TASK ::
Each record below is to be reproduced without any change.

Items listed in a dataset
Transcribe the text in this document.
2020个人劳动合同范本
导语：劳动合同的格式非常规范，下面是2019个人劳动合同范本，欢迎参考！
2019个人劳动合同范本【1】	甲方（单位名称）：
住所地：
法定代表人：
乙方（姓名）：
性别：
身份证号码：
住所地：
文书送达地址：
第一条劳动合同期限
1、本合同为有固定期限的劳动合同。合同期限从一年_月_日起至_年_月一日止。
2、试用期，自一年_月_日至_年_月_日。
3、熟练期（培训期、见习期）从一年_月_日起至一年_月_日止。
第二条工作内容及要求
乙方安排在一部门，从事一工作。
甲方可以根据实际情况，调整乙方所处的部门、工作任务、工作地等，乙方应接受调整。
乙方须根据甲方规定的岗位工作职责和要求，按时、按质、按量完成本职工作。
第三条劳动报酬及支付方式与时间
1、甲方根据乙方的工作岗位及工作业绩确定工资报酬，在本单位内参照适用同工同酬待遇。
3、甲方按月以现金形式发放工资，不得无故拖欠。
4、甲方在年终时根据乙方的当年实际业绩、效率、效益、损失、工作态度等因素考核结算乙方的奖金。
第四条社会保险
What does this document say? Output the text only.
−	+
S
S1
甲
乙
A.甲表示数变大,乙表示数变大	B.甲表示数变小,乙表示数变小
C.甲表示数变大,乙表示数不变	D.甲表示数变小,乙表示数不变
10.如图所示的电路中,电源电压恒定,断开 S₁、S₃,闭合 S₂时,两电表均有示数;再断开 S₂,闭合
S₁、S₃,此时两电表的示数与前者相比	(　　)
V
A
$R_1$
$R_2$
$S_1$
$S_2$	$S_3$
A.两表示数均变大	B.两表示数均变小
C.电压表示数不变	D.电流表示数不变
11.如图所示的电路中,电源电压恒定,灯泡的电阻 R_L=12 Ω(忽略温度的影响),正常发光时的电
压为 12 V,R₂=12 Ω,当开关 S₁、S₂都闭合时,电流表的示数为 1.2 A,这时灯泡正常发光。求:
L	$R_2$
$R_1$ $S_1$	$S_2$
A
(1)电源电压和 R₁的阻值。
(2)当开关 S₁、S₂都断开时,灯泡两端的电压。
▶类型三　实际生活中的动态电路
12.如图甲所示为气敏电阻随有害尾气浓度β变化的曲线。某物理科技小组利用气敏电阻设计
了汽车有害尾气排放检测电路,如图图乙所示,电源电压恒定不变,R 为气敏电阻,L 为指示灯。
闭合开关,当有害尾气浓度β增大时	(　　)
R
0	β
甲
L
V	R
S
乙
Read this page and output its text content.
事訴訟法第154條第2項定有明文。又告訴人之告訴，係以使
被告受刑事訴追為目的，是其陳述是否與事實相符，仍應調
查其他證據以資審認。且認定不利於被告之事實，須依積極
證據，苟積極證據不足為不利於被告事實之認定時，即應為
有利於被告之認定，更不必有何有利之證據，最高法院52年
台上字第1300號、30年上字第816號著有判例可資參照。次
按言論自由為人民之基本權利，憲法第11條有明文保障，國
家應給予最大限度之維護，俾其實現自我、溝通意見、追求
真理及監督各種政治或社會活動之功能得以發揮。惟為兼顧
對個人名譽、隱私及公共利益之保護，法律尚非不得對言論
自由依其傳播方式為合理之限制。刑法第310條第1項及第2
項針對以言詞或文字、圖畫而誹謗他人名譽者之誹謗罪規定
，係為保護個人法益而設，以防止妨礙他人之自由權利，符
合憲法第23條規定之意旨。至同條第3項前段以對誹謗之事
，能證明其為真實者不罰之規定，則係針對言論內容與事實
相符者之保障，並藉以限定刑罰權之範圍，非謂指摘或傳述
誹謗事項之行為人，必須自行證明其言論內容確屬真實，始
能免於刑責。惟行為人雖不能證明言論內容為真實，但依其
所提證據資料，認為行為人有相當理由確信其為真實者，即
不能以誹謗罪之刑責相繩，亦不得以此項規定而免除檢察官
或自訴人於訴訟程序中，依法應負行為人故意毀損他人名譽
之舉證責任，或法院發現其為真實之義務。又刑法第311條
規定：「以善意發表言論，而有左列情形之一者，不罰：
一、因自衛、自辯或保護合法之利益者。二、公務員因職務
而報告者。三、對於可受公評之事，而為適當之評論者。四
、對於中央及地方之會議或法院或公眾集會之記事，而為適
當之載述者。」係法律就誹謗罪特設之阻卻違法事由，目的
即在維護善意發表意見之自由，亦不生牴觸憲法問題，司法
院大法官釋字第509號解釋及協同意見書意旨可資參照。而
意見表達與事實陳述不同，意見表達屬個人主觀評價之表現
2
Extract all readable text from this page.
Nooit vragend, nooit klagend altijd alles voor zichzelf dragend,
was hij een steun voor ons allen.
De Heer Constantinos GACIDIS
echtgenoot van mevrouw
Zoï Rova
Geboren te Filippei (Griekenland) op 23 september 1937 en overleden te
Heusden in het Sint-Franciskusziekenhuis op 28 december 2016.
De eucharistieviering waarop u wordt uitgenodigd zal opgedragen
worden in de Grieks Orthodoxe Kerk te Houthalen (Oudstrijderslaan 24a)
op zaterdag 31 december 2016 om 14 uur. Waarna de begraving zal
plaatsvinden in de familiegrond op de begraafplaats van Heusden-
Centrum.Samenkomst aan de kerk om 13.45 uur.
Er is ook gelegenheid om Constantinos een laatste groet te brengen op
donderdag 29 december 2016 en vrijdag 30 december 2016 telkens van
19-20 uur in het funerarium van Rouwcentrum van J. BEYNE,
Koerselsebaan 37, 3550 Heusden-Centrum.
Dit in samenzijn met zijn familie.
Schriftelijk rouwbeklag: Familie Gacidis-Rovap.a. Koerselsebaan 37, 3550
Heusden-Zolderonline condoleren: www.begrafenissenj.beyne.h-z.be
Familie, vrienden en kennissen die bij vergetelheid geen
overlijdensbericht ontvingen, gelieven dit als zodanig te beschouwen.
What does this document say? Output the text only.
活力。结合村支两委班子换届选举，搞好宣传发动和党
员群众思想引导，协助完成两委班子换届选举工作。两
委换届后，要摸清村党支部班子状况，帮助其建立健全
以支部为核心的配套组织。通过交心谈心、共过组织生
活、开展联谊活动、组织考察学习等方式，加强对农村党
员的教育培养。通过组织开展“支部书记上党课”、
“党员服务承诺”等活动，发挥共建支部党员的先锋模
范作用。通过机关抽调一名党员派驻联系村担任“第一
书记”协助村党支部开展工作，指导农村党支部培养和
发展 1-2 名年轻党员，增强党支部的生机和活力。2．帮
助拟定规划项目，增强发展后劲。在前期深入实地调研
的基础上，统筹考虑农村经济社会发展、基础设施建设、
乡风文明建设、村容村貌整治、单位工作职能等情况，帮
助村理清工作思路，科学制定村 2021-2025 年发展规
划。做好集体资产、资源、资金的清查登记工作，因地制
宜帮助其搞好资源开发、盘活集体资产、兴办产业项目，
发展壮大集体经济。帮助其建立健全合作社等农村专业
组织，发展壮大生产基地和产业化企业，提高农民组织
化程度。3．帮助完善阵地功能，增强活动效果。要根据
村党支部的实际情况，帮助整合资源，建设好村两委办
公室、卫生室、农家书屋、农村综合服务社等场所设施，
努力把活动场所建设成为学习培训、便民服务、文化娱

RESPONSE TO THE TASK ::
Transcribe the text in this document.
2020个人劳动合同范本
导语：劳动合同的格式非常规范，下面是2019个人劳动合同范本，欢迎参考！
2019个人劳动合同范本【1】	甲方（单位名称）：
住所地：
法定代表人：
乙方（姓名）：
性别：
身份证号码：
住所地：
文书送达地址：
第一条劳动合同期限
1、本合同为有固定期限的劳动合同。合同期限从一年_月_日起至_年_月一日止。
2、试用期，自一年_月_日至_年_月_日。
3、熟练期（培训期、见习期）从一年_月_日起至一年_月_日止。
第二条工作内容及要求
乙方安排在一部门，从事一工作。
甲方可以根据实际情况，调整乙方所处的部门、工作任务、工作地等，乙方应接受调整。
乙方须根据甲方规定的岗位工作职责和要求，按时、按质、按量完成本职工作。
第三条劳动报酬及支付方式与时间
1、甲方根据乙方的工作岗位及工作业绩确定工资报酬，在本单位内参照适用同工同酬待遇。
3、甲方按月以现金形式发放工资，不得无故拖欠。
4、甲方在年终时根据乙方的当年实际业绩、效率、效益、损失、工作态度等因素考核结算乙方的奖金。
第四条社会保险
What does this document say? Output the text only.
−	+
S
S1
甲
乙
A.甲表示数变大,乙表示数变大	B.甲表示数变小,乙表示数变小
C.甲表示数变大,乙表示数不变	D.甲表示数变小,乙表示数不变
10.如图所示的电路中,电源电压恒定,断开 S₁、S₃,闭合 S₂时,两电表均有示数;再断开 S₂,闭合
S₁、S₃,此时两电表的示数与前者相比	(　　)
V
A
$R_1$
$R_2$
$S_1$
$S_2$	$S_3$
A.两表示数均变大	B.两表示数均变小
C.电压表示数不变	D.电流表示数不变
11.如图所示的电路中,电源电压恒定,灯泡的电阻 R_L=12 Ω(忽略温度的影响),正常发光时的电
压为 12 V,R₂=12 Ω,当开关 S₁、S₂都闭合时,电流表的示数为 1.2 A,这时灯泡正常发光。求:
L	$R_2$
$R_1$ $S_1$	$S_2$
A
(1)电源电压和 R₁的阻值。
(2)当开关 S₁、S₂都断开时,灯泡两端的电压。
▶类型三　实际生活中的动态电路
12.如图甲所示为气敏电阻随有害尾气浓度β变化的曲线。某物理科技小组利用气敏电阻设计
了汽车有害尾气排放检测电路,如图图乙所示,电源电压恒定不变,R 为气敏电阻,L 为指示灯。
闭合开关,当有害尾气浓度β增大时	(　　)
R
0	β
甲
L
V	R
S
乙
Read this page and output its text content.
事訴訟法第154條第2項定有明文。又告訴人之告訴，係以使
被告受刑事訴追為目的，是其陳述是否與事實相符，仍應調
查其他證據以資審認。且認定不利於被告之事實，須依積極
證據，苟積極證據不足為不利於被告事實之認定時，即應為
有利於被告之認定，更不必有何有利之證據，最高法院52年
台上字第1300號、30年上字第816號著有判例可資參照。次
按言論自由為人民之基本權利，憲法第11條有明文保障，國
家應給予最大限度之維護，俾其實現自我、溝通意見、追求
真理及監督各種政治或社會活動之功能得以發揮。惟為兼顧
對個人名譽、隱私及公共利益之保護，法律尚非不得對言論
自由依其傳播方式為合理之限制。刑法第310條第1項及第2
項針對以言詞或文字、圖畫而誹謗他人名譽者之誹謗罪規定
，係為保護個人法益而設，以防止妨礙他人之自由權利，符
合憲法第23條規定之意旨。至同條第3項前段以對誹謗之事
，能證明其為真實者不罰之規定，則係針對言論內容與事實
相符者之保障，並藉以限定刑罰權之範圍，非謂指摘或傳述
誹謗事項之行為人，必須自行證明其言論內容確屬真實，始
能免於刑責。惟行為人雖不能證明言論內容為真實，但依其
所提證據資料，認為行為人有相當理由確信其為真實者，即
不能以誹謗罪之刑責相繩，亦不得以此項規定而免除檢察官
或自訴人於訴訟程序中，依法應負行為人故意毀損他人名譽
之舉證責任，或法院發現其為真實之義務。又刑法第311條
規定：「以善意發表言論，而有左列情形之一者，不罰：
一、因自衛、自辯或保護合法之利益者。二、公務員因職務
而報告者。三、對於可受公評之事，而為適當之評論者。四
、對於中央及地方之會議或法院或公眾集會之記事，而為適
當之載述者。」係法律就誹謗罪特設之阻卻違法事由，目的
即在維護善意發表意見之自由，亦不生牴觸憲法問題，司法
院大法官釋字第509號解釋及協同意見書意旨可資參照。而
意見表達與事實陳述不同，意見表達屬個人主觀評價之表現
2
Extract all readable text from this page.
Nooit vragend, nooit klagend altijd alles voor zichzelf dragend,
was hij een steun voor ons allen.
De Heer Constantinos GACIDIS
echtgenoot van mevrouw
Zoï Rova
Geboren te Filippei (Griekenland) op 23 september 1937 en overleden te
Heusden in het Sint-Franciskusziekenhuis op 28 december 2016.
De eucharistieviering waarop u wordt uitgenodigd zal opgedragen
worden in de Grieks Orthodoxe Kerk te Houthalen (Oudstrijderslaan 24a)
op zaterdag 31 december 2016 om 14 uur. Waarna de begraving zal
plaatsvinden in de familiegrond op de begraafplaats van Heusden-
Centrum.Samenkomst aan de kerk om 13.45 uur.
Er is ook gelegenheid om Constantinos een laatste groet te brengen op
donderdag 29 december 2016 en vrijdag 30 december 2016 telkens van
19-20 uur in het funerarium van Rouwcentrum van J. BEYNE,
Koerselsebaan 37, 3550 Heusden-Centrum.
Dit in samenzijn met zijn familie.
Schriftelijk rouwbeklag: Familie Gacidis-Rovap.a. Koerselsebaan 37, 3550
Heusden-Zolderonline condoleren: www.begrafenissenj.beyne.h-z.be
Familie, vrienden en kennissen die bij vergetelheid geen
overlijdensbericht ontvingen, gelieven dit als zodanig te beschouwen.
What does this document say? Output the text only.
活力。结合村支两委班子换届选举，搞好宣传发动和党
员群众思想引导，协助完成两委班子换届选举工作。两
委换届后，要摸清村党支部班子状况，帮助其建立健全
以支部为核心的配套组织。通过交心谈心、共过组织生
活、开展联谊活动、组织考察学习等方式，加强对农村党
员的教育培养。通过组织开展“支部书记上党课”、
“党员服务承诺”等活动，发挥共建支部党员的先锋模
范作用。通过机关抽调一名党员派驻联系村担任“第一
书记”协助村党支部开展工作，指导农村党支部培养和
发展 1-2 名年轻党员，增强党支部的生机和活力。2．帮
助拟定规划项目，增强发展后劲。在前期深入实地调研
的基础上，统筹考虑农村经济社会发展、基础设施建设、
乡风文明建设、村容村貌整治、单位工作职能等情况，帮
助村理清工作思路，科学制定村 2021-2025 年发展规
划。做好集体资产、资源、资金的清查登记工作，因地制
宜帮助其搞好资源开发、盘活集体资产、兴办产业项目，
发展壮大集体经济。帮助其建立健全合作社等农村专业
组织，发展壮大生产基地和产业化企业，提高农民组织
化程度。3．帮助完善阵地功能，增强活动效果。要根据
村党支部的实际情况，帮助整合资源，建设好村两委办
公室、卫生室、农家书屋、农村综合服务社等场所设施，
努力把活动场所建设成为学习培训、便民服务、文化娱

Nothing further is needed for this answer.